• [WHAT THE EXERCISE ASKS]: Each record is to be printed again precisely as it reads.

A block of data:

________________________

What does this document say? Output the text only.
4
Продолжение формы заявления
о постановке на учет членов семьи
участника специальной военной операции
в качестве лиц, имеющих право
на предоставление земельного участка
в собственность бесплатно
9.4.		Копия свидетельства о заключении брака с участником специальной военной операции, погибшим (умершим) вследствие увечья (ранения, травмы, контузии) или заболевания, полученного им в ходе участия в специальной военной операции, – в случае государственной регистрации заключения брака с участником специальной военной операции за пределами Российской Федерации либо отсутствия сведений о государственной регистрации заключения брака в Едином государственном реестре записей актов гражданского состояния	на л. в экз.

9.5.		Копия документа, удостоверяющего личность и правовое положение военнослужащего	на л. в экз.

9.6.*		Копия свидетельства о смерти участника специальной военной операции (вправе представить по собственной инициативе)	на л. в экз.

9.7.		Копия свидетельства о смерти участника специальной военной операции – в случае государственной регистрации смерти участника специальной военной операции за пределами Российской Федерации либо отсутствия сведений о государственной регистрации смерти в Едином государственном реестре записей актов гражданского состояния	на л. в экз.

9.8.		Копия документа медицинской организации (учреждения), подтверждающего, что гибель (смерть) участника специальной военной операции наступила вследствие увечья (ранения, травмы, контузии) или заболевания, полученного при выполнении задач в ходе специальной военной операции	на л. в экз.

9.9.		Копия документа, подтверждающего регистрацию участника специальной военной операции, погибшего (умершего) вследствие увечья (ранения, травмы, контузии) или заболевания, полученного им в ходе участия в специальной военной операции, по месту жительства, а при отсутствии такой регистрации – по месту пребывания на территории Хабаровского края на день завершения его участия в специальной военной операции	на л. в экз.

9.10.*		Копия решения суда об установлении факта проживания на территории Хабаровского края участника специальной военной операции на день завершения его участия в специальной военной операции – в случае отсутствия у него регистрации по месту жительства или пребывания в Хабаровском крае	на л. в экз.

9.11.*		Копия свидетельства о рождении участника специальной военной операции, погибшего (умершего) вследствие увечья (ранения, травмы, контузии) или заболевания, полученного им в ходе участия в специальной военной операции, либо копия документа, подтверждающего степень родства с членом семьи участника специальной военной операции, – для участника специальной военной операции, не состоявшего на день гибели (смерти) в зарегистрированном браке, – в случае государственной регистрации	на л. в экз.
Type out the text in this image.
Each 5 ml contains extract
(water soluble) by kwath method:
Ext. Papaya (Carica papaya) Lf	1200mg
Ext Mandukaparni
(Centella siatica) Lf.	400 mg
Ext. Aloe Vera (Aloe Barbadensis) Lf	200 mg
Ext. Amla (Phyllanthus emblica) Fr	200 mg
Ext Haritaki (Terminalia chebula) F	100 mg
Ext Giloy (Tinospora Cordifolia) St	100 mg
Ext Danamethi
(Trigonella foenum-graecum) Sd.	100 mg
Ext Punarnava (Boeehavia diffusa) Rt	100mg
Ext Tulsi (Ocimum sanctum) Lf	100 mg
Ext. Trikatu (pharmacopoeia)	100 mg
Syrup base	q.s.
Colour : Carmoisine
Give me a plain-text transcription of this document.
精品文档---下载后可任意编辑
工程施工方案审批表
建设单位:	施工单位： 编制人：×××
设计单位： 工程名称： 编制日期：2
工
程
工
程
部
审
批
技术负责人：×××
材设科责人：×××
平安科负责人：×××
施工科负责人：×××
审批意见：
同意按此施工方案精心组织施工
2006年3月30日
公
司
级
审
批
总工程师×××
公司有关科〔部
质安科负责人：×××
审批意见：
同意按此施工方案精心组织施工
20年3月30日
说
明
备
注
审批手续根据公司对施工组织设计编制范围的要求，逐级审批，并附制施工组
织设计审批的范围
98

________________________

• [RESULT FOR THIS TASK]:
What does this document say? Output the text only.
4
Продолжение формы заявления
о постановке на учет членов семьи
участника специальной военной операции
в качестве лиц, имеющих право
на предоставление земельного участка
в собственность бесплатно
9.4.		Копия свидетельства о заключении брака с участником специальной военной операции, погибшим (умершим) вследствие увечья (ранения, травмы, контузии) или заболевания, полученного им в ходе участия в специальной военной операции, – в случае государственной регистрации заключения брака с участником специальной военной операции за пределами Российской Федерации либо отсутствия сведений о государственной регистрации заключения брака в Едином государственном реестре записей актов гражданского состояния	на л. в экз.

9.5.		Копия документа, удостоверяющего личность и правовое положение военнослужащего	на л. в экз.

9.6.*		Копия свидетельства о смерти участника специальной военной операции (вправе представить по собственной инициативе)	на л. в экз.

9.7.		Копия свидетельства о смерти участника специальной военной операции – в случае государственной регистрации смерти участника специальной военной операции за пределами Российской Федерации либо отсутствия сведений о государственной регистрации смерти в Едином государственном реестре записей актов гражданского состояния	на л. в экз.

9.8.		Копия документа медицинской организации (учреждения), подтверждающего, что гибель (смерть) участника специальной военной операции наступила вследствие увечья (ранения, травмы, контузии) или заболевания, полученного при выполнении задач в ходе специальной военной операции	на л. в экз.

9.9.		Копия документа, подтверждающего регистрацию участника специальной военной операции, погибшего (умершего) вследствие увечья (ранения, травмы, контузии) или заболевания, полученного им в ходе участия в специальной военной операции, по месту жительства, а при отсутствии такой регистрации – по месту пребывания на территории Хабаровского края на день завершения его участия в специальной военной операции	на л. в экз.

9.10.*		Копия решения суда об установлении факта проживания на территории Хабаровского края участника специальной военной операции на день завершения его участия в специальной военной операции – в случае отсутствия у него регистрации по месту жительства или пребывания в Хабаровском крае	на л. в экз.

9.11.*		Копия свидетельства о рождении участника специальной военной операции, погибшего (умершего) вследствие увечья (ранения, травмы, контузии) или заболевания, полученного им в ходе участия в специальной военной операции, либо копия документа, подтверждающего степень родства с членом семьи участника специальной военной операции, – для участника специальной военной операции, не состоявшего на день гибели (смерти) в зарегистрированном браке, – в случае государственной регистрации	на л. в экз.
Type out the text in this image.
Each 5 ml contains extract
(water soluble) by kwath method:
Ext. Papaya (Carica papaya) Lf	1200mg
Ext Mandukaparni
(Centella siatica) Lf.	400 mg
Ext. Aloe Vera (Aloe Barbadensis) Lf	200 mg
Ext. Amla (Phyllanthus emblica) Fr	200 mg
Ext Haritaki (Terminalia chebula) F	100 mg
Ext Giloy (Tinospora Cordifolia) St	100 mg
Ext Danamethi
(Trigonella foenum-graecum) Sd.	100 mg
Ext Punarnava (Boeehavia diffusa) Rt	100mg
Ext Tulsi (Ocimum sanctum) Lf	100 mg
Ext. Trikatu (pharmacopoeia)	100 mg
Syrup base	q.s.
Colour : Carmoisine
Give me a plain-text transcription of this document.
精品文档---下载后可任意编辑
工程施工方案审批表
建设单位:	施工单位： 编制人：×××
设计单位： 工程名称： 编制日期：2
工
程
工
程
部
审
批
技术负责人：×××
材设科责人：×××
平安科负责人：×××
施工科负责人：×××
审批意见：
同意按此施工方案精心组织施工
2006年3月30日
公
司
级
审
批
总工程师×××
公司有关科〔部
质安科负责人：×××
审批意见：
同意按此施工方案精心组织施工
20年3月30日
说
明
备
注
审批手续根据公司对施工组织设计编制范围的要求，逐级审批，并附制施工组
织设计审批的范围
98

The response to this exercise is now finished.